● Exercise task
Repeat, exactly and completely, the material that follows. Omit the pictures.

======== Extracted records ========

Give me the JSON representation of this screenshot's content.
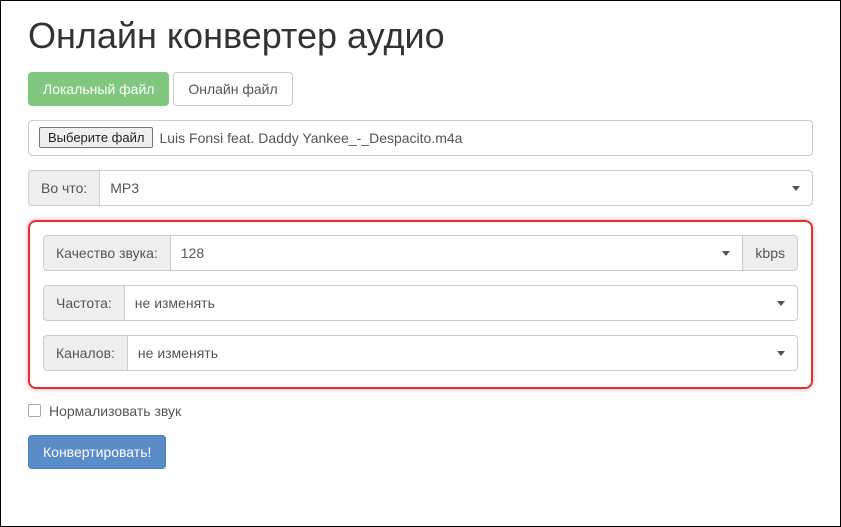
{
  "title": "Онлайн конвертер аудио",
  "tabs": {
    "local": "Локальный файл",
    "online": "Онлайн файл"
  },
  "file": {
    "choose_label": "Выберите файл",
    "filename": "Luis Fonsi feat. Daddy Yankee_-_Despacito.m4a"
  },
  "target": {
    "label": "Во что:",
    "value": "MP3"
  },
  "quality": {
    "label": "Качество звука:",
    "value": "128",
    "unit": "kbps"
  },
  "frequency": {
    "label": "Частота:",
    "value": "не изменять"
  },
  "channels": {
    "label": "Каналов:",
    "value": "не изменять"
  },
  "normalize": {
    "label": "Нормализовать звук",
    "checked": false
  },
  "convert": {
    "label": "Конвертировать!"
  }
}
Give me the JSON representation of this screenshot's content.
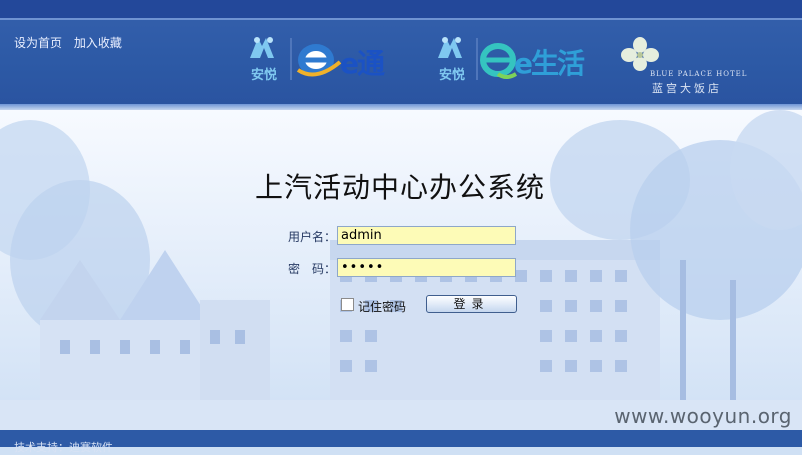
{
  "header": {
    "links": [
      "设为首页",
      "加入收藏"
    ],
    "logos": [
      {
        "name": "anyue-logo",
        "text": "安悦"
      },
      {
        "name": "etong-logo",
        "text": "e通"
      },
      {
        "name": "anyue-logo-2",
        "text": "安悦"
      },
      {
        "name": "eshenghuo-logo",
        "text": "e生活"
      },
      {
        "name": "blue-palace-logo",
        "en": "BLUE PALACE HOTEL",
        "cn": "蓝宫大饭店"
      }
    ]
  },
  "login": {
    "title": "上汽活动中心办公系统",
    "username_label": "用户名：",
    "username_value": "admin",
    "password_label": "密　码：",
    "password_value": "•••••",
    "remember_label": "记住密码",
    "login_button": "登录"
  },
  "watermark": "www.wooyun.org",
  "footer": {
    "text": "技术支持：迪赛软件"
  },
  "colors": {
    "header_blue": "#2d5aa6",
    "input_yellow": "#fdfbb7",
    "accent_cyan": "#7fc8f0"
  }
}
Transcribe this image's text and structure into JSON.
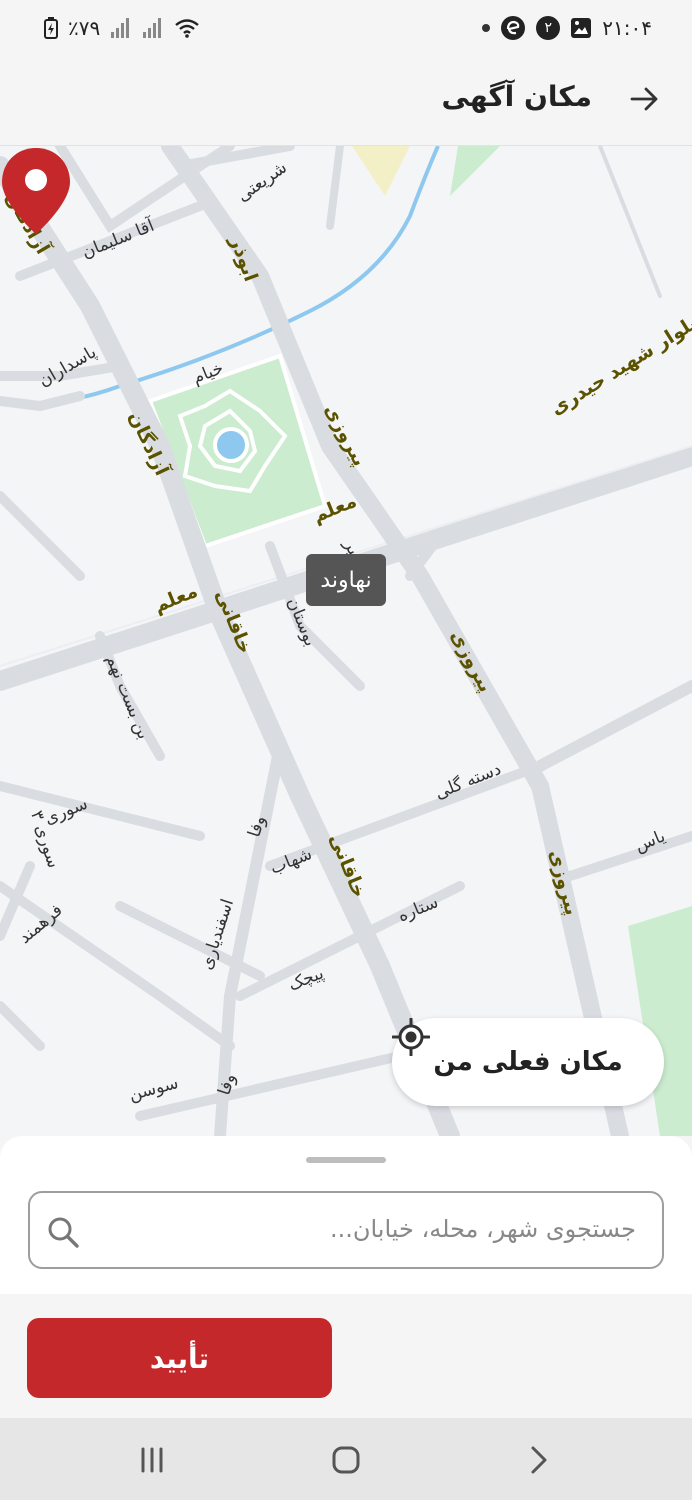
{
  "status_bar": {
    "time": "۲۱:۰۴",
    "notification_count": "۲",
    "battery": "٪۷۹"
  },
  "app_bar": {
    "title": "مکان آگهی"
  },
  "map": {
    "streets": {
      "sharieti": "شریعتی",
      "aqa_soleiman": "آقا سلیمان",
      "azadegan_top": "آزادگان",
      "abuzar": "ابوذر",
      "pasdaran": "پاسداران",
      "khayyam": "خیام",
      "azadegan": "آزادگان",
      "piruzi_1": "پیروزی",
      "moalem_1": "معلم",
      "shahid_heidari": "بلوار شهید حیدری",
      "moalem_2": "معلم",
      "khaqani_1": "خاقانی",
      "bustan": "بوستان",
      "amir": "امیر",
      "piruzi_2": "پیروزی",
      "bonbast_nohom": "بن بست نهم",
      "dasteh_goli": "دسته گلی",
      "suri": "سوری",
      "suri_3": "سوری ۳",
      "vafa_1": "وفا",
      "shahab": "شهاب",
      "khaqani_2": "خاقانی",
      "yas": "یاس",
      "piruzi_3": "پیروزی",
      "farahmand": "فرهمند",
      "esfandiari": "اسفندیاری",
      "setareh": "ستاره",
      "pichak": "پیچک",
      "vafa_2": "وفا",
      "susan": "سوسن"
    },
    "pin_tooltip": "نهاوند",
    "current_location_button": "مکان فعلی من"
  },
  "search": {
    "placeholder": "جستجوی شهر، محله، خیابان..."
  },
  "confirm_button": "تأیید",
  "colors": {
    "accent": "#c4282b",
    "park": "#cbeccf",
    "water": "#8ec8ef",
    "road": "#d9dde2"
  }
}
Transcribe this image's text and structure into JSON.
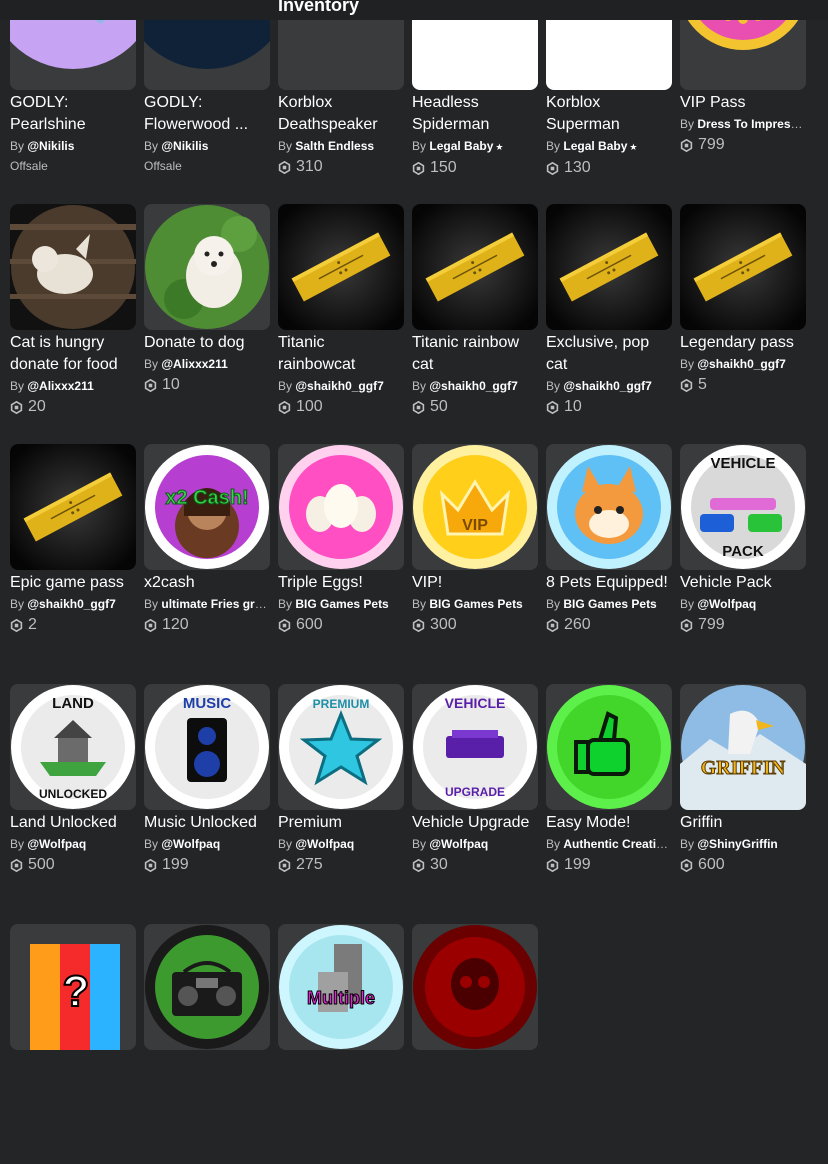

========

● Response to the exercise
Give me the JSON representation of this screenshot's content.
{
  "title": "Онлайн конвертер аудио",
  "tabs": {
    "local": "Локальный файл",
    "online": "Онлайн файл"
  },
  "file": {
    "choose_label": "Выберите файл",
    "filename": "Luis Fonsi feat. Daddy Yankee_-_Despacito.m4a"
  },
  "target": {
    "label": "Во что:",
    "value": "MP3"
  },
  "quality": {
    "label": "Качество звука:",
    "value": "128",
    "unit": "kbps"
  },
  "frequency": {
    "label": "Частота:",
    "value": "не изменять"
  },
  "channels": {
    "label": "Каналов:",
    "value": "не изменять"
  },
  "normalize": {
    "label": "Нормализовать звук",
    "checked": false
  },
  "convert": {
    "label": "Конвертировать!"
  }
}
Give me the JSON representation of this screenshot's content.
{
  "header": {
    "links": [
      "设为首页",
      "加入收藏"
    ],
    "logos": [
      {
        "name": "anyue-logo",
        "text": "安悦"
      },
      {
        "name": "etong-logo",
        "text": "e通"
      },
      {
        "name": "anyue-logo-2",
        "text": "安悦"
      },
      {
        "name": "eshenghuo-logo",
        "text": "e生活"
      },
      {
        "name": "blue-palace-logo",
        "en": "BLUE PALACE HOTEL",
        "cn": "蓝宫大饭店"
      }
    ]
  },
  "login": {
    "title": "上汽活动中心办公系统",
    "username_label": "用户名：",
    "username_value": "admin",
    "password_label": "密　码：",
    "password_value": "•••••",
    "remember_label": "记住密码",
    "login_button": "登录"
  },
  "watermark": "www.wooyun.org",
  "footer": {
    "text": "技术支持：迪赛软件"
  },
  "colors": {
    "header_blue": "#2d5aa6",
    "input_yellow": "#fdfbb7",
    "accent_cyan": "#7fc8f0"
  }
}
Transcribe this image's text and structure into JSON.
{
  "status_bar": {
    "time": "۲۱:۰۴",
    "notification_count": "۲",
    "battery": "٪۷۹"
  },
  "app_bar": {
    "title": "مکان آگهی"
  },
  "map": {
    "streets": {
      "sharieti": "شریعتی",
      "aqa_soleiman": "آقا سلیمان",
      "azadegan_top": "آزادگان",
      "abuzar": "ابوذر",
      "pasdaran": "پاسداران",
      "khayyam": "خیام",
      "azadegan": "آزادگان",
      "piruzi_1": "پیروزی",
      "moalem_1": "معلم",
      "shahid_heidari": "بلوار شهید حیدری",
      "moalem_2": "معلم",
      "khaqani_1": "خاقانی",
      "bustan": "بوستان",
      "amir": "امیر",
      "piruzi_2": "پیروزی",
      "bonbast_nohom": "بن بست نهم",
      "dasteh_goli": "دسته گلی",
      "suri": "سوری",
      "suri_3": "سوری ۳",
      "vafa_1": "وفا",
      "shahab": "شهاب",
      "khaqani_2": "خاقانی",
      "yas": "یاس",
      "piruzi_3": "پیروزی",
      "farahmand": "فرهمند",
      "esfandiari": "اسفندیاری",
      "setareh": "ستاره",
      "pichak": "پیچک",
      "vafa_2": "وفا",
      "susan": "سوسن"
    },
    "pin_tooltip": "نهاوند",
    "current_location_button": "مکان فعلی من"
  },
  "search": {
    "placeholder": "جستجوی شهر، محله، خیابان..."
  },
  "confirm_button": "تأیید",
  "colors": {
    "accent": "#c4282b",
    "park": "#cbeccf",
    "water": "#8ec8ef",
    "road": "#d9dde2"
  }
}
Transcribe this image's text and structure into JSON.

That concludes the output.